§ **WHAT YOU NEED TO DO**:
Write the entries out again exactly as they stand, but without the pictures.

(Figure data in JSON)
================================
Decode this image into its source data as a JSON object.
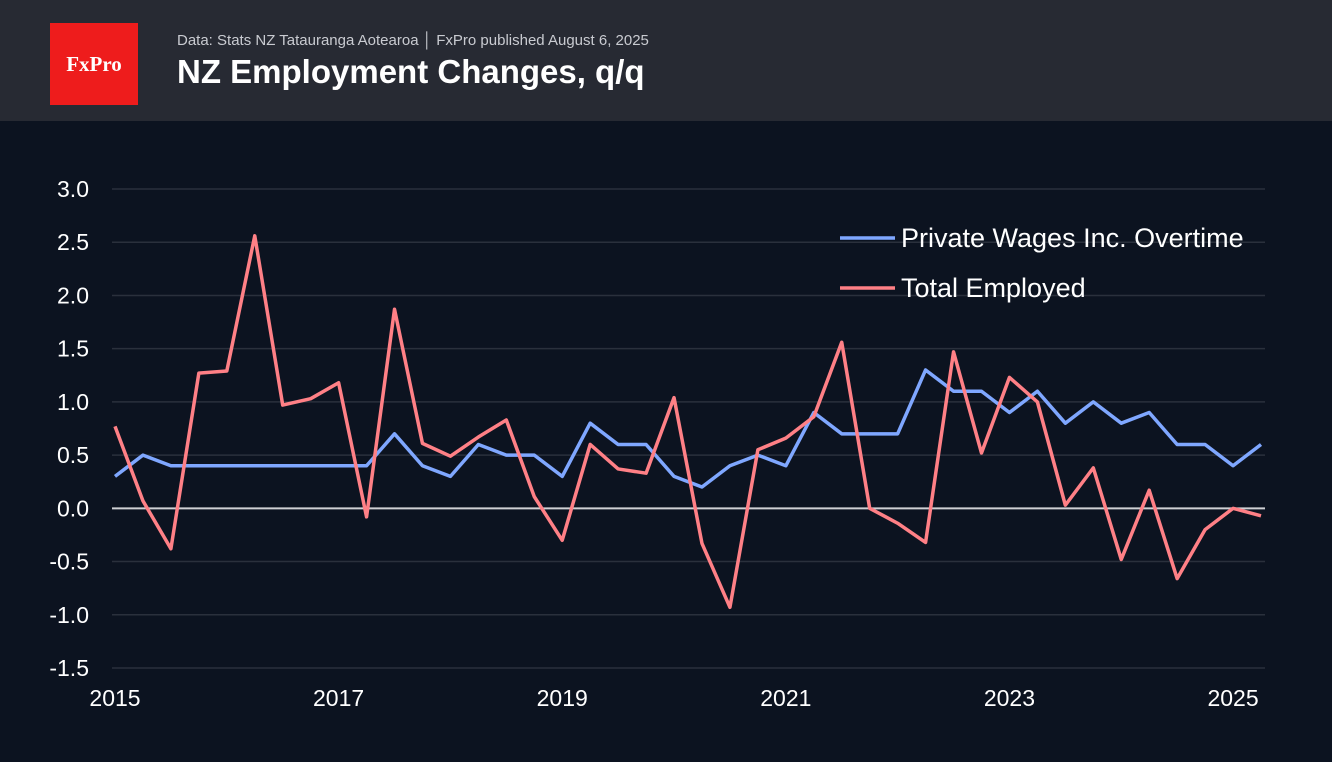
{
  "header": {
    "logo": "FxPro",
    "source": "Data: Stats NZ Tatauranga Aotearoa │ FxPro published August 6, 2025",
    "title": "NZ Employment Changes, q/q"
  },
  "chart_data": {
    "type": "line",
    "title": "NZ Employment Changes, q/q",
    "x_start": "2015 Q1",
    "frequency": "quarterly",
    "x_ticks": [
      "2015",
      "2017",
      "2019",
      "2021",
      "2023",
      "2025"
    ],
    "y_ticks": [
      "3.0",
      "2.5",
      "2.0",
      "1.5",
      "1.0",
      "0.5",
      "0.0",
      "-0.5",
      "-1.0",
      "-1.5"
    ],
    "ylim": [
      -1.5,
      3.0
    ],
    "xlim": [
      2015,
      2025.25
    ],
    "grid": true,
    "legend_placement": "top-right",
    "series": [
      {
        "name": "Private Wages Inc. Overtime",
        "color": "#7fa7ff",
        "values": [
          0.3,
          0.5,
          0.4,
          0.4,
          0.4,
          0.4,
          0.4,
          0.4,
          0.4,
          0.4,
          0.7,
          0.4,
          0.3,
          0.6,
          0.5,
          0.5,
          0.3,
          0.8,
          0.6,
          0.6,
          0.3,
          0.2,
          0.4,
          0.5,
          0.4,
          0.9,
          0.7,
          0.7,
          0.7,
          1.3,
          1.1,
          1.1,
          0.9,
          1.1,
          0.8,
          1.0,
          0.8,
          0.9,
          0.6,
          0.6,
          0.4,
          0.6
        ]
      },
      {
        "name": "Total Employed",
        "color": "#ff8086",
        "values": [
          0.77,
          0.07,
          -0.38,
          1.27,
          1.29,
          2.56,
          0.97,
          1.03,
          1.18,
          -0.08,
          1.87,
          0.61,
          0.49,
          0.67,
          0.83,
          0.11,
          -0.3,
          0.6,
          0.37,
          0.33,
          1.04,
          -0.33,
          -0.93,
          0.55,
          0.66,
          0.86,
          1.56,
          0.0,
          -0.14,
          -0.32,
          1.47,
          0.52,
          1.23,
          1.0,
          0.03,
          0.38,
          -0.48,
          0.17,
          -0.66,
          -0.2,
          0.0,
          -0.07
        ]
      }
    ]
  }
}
================================
§ **EXERCISE RESPONSE**:
Decode this image into its source data as a JSON object.
{
  "header": {
    "logo": "FxPro",
    "source": "Data: Stats NZ Tatauranga Aotearoa │ FxPro published August 6, 2025",
    "title": "NZ Employment Changes, q/q"
  },
  "chart_data": {
    "type": "line",
    "title": "NZ Employment Changes, q/q",
    "x_start": "2015 Q1",
    "frequency": "quarterly",
    "x_ticks": [
      "2015",
      "2017",
      "2019",
      "2021",
      "2023",
      "2025"
    ],
    "y_ticks": [
      "3.0",
      "2.5",
      "2.0",
      "1.5",
      "1.0",
      "0.5",
      "0.0",
      "-0.5",
      "-1.0",
      "-1.5"
    ],
    "ylim": [
      -1.5,
      3.0
    ],
    "xlim": [
      2015,
      2025.25
    ],
    "grid": true,
    "legend_placement": "top-right",
    "series": [
      {
        "name": "Private Wages Inc. Overtime",
        "color": "#7fa7ff",
        "values": [
          0.3,
          0.5,
          0.4,
          0.4,
          0.4,
          0.4,
          0.4,
          0.4,
          0.4,
          0.4,
          0.7,
          0.4,
          0.3,
          0.6,
          0.5,
          0.5,
          0.3,
          0.8,
          0.6,
          0.6,
          0.3,
          0.2,
          0.4,
          0.5,
          0.4,
          0.9,
          0.7,
          0.7,
          0.7,
          1.3,
          1.1,
          1.1,
          0.9,
          1.1,
          0.8,
          1.0,
          0.8,
          0.9,
          0.6,
          0.6,
          0.4,
          0.6
        ]
      },
      {
        "name": "Total Employed",
        "color": "#ff8086",
        "values": [
          0.77,
          0.07,
          -0.38,
          1.27,
          1.29,
          2.56,
          0.97,
          1.03,
          1.18,
          -0.08,
          1.87,
          0.61,
          0.49,
          0.67,
          0.83,
          0.11,
          -0.3,
          0.6,
          0.37,
          0.33,
          1.04,
          -0.33,
          -0.93,
          0.55,
          0.66,
          0.86,
          1.56,
          0.0,
          -0.14,
          -0.32,
          1.47,
          0.52,
          1.23,
          1.0,
          0.03,
          0.38,
          -0.48,
          0.17,
          -0.66,
          -0.2,
          0.0,
          -0.07
        ]
      }
    ]
  }
}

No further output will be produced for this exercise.